▶ [Set exercise] Filter the entries below, keeping only lines with the word "Bouche".

▶ [Listed records]
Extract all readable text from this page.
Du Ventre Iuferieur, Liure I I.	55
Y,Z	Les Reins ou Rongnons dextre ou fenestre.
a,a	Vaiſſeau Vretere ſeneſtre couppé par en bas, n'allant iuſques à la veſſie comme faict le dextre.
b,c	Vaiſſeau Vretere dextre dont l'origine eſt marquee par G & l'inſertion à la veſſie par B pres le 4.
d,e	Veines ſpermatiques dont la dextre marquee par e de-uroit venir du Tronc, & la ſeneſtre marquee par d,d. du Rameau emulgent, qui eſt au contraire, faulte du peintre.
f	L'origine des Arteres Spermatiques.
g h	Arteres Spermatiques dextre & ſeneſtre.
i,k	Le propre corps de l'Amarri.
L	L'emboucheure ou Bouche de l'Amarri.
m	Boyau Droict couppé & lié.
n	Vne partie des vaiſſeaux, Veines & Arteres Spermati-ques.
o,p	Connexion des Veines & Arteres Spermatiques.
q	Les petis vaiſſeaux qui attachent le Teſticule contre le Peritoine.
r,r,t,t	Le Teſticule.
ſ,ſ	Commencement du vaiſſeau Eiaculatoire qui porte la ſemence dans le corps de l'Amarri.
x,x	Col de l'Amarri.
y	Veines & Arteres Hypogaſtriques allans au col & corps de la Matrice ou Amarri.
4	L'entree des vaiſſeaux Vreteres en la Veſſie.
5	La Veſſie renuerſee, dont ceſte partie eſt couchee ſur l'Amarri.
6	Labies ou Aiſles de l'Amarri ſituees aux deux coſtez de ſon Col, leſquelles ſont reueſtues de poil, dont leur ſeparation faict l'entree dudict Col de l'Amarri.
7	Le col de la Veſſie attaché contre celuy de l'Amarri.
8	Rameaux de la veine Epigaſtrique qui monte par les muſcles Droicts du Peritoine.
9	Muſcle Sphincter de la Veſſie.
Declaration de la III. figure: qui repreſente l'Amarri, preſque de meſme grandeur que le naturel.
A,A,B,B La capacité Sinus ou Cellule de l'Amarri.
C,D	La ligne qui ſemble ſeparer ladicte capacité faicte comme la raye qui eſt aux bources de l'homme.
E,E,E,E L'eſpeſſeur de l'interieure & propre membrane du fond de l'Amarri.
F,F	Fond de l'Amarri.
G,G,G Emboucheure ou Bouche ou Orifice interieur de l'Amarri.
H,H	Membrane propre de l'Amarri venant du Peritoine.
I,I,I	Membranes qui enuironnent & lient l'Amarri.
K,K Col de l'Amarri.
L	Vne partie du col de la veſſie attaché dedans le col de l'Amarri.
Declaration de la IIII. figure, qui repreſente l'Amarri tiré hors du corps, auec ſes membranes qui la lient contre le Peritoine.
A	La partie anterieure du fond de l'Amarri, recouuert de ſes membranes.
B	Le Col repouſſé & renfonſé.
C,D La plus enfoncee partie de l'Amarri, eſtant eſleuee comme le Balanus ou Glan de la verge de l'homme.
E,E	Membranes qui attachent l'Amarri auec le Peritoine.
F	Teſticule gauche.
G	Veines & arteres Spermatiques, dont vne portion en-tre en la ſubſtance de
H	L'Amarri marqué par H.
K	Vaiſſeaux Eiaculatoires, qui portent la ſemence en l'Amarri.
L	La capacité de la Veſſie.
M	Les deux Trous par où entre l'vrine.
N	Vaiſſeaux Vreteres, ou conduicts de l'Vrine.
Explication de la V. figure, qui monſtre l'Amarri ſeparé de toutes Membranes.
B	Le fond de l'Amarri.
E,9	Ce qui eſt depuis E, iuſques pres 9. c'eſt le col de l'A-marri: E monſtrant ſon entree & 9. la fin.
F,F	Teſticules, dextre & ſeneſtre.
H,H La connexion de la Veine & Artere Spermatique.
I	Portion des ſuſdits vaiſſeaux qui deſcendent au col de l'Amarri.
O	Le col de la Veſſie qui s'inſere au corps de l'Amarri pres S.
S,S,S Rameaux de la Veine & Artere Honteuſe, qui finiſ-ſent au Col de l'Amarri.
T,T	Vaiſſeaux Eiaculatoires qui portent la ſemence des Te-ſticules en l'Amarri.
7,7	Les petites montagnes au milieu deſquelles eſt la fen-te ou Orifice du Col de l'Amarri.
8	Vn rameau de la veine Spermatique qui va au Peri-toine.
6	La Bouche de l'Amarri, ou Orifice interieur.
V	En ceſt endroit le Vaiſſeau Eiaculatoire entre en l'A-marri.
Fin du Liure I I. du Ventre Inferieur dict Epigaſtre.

▶ [Complete answer]
L	L'emboucheure ou Bouche de l'Amarri.
G,G,G Emboucheure ou Bouche ou Orifice interieur de l'Amarri.
6	La Bouche de l'Amarri, ou Orifice interieur.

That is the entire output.